*** DATASET CONTENT

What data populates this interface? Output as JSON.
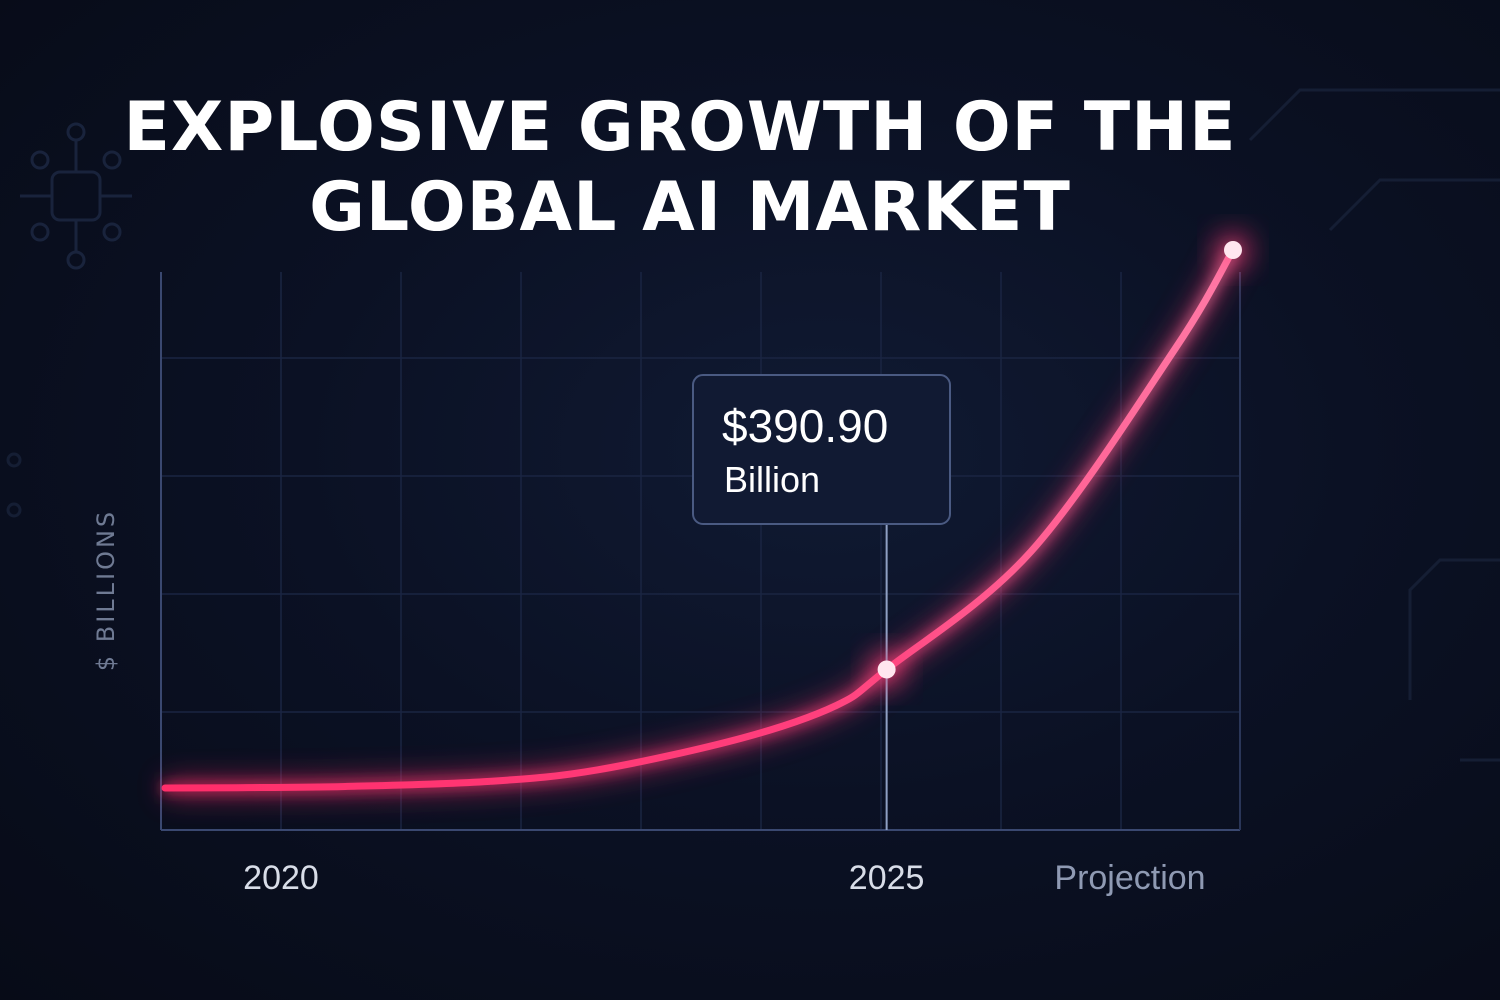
{
  "chart_data": {
    "type": "line",
    "title": "EXPLOSIVE GROWTH OF THE GLOBAL AI MARKET",
    "title_lines": [
      "EXPLOSIVE GROWTH OF THE",
      "GLOBAL AI MARKET"
    ],
    "ylabel": "$ BILLIONS",
    "xlabel": "",
    "x_ticks": [
      "2020",
      "2025",
      "Projection"
    ],
    "grid": true,
    "series": [
      {
        "name": "Global AI Market",
        "color": "#ff3d77",
        "points": [
          {
            "x": 0.0,
            "y": 0
          },
          {
            "x": 0.1,
            "y": 1
          },
          {
            "x": 0.25,
            "y": 5
          },
          {
            "x": 0.45,
            "y": 22
          },
          {
            "x": 0.6,
            "y": 60
          },
          {
            "x": 0.8,
            "y": 165
          },
          {
            "x": 0.93,
            "y": 272
          },
          {
            "x": 1.0,
            "y": 391
          },
          {
            "x": 1.2,
            "y": 780
          },
          {
            "x": 1.4,
            "y": 1450
          },
          {
            "x": 1.48,
            "y": 1775
          }
        ]
      }
    ],
    "x_range": [
      0,
      1.48
    ],
    "ylim": [
      0,
      1775
    ],
    "highlight": {
      "x": 1.0,
      "y": 391,
      "label_value": "$390.90",
      "label_unit": "Billion"
    }
  }
}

******

- _AIM_: Keep the pictures out of the copy and return the rest of the data above exactly.

- _FULL ANSWER_:
What data populates this interface? Output as JSON.
{
  "chart_data": {
    "type": "line",
    "title": "EXPLOSIVE GROWTH OF THE GLOBAL AI MARKET",
    "title_lines": [
      "EXPLOSIVE GROWTH OF THE",
      "GLOBAL AI MARKET"
    ],
    "ylabel": "$ BILLIONS",
    "xlabel": "",
    "x_ticks": [
      "2020",
      "2025",
      "Projection"
    ],
    "grid": true,
    "series": [
      {
        "name": "Global AI Market",
        "color": "#ff3d77",
        "points": [
          {
            "x": 0.0,
            "y": 0
          },
          {
            "x": 0.1,
            "y": 1
          },
          {
            "x": 0.25,
            "y": 5
          },
          {
            "x": 0.45,
            "y": 22
          },
          {
            "x": 0.6,
            "y": 60
          },
          {
            "x": 0.8,
            "y": 165
          },
          {
            "x": 0.93,
            "y": 272
          },
          {
            "x": 1.0,
            "y": 391
          },
          {
            "x": 1.2,
            "y": 780
          },
          {
            "x": 1.4,
            "y": 1450
          },
          {
            "x": 1.48,
            "y": 1775
          }
        ]
      }
    ],
    "x_range": [
      0,
      1.48
    ],
    "ylim": [
      0,
      1775
    ],
    "highlight": {
      "x": 1.0,
      "y": 391,
      "label_value": "$390.90",
      "label_unit": "Billion"
    }
  }
}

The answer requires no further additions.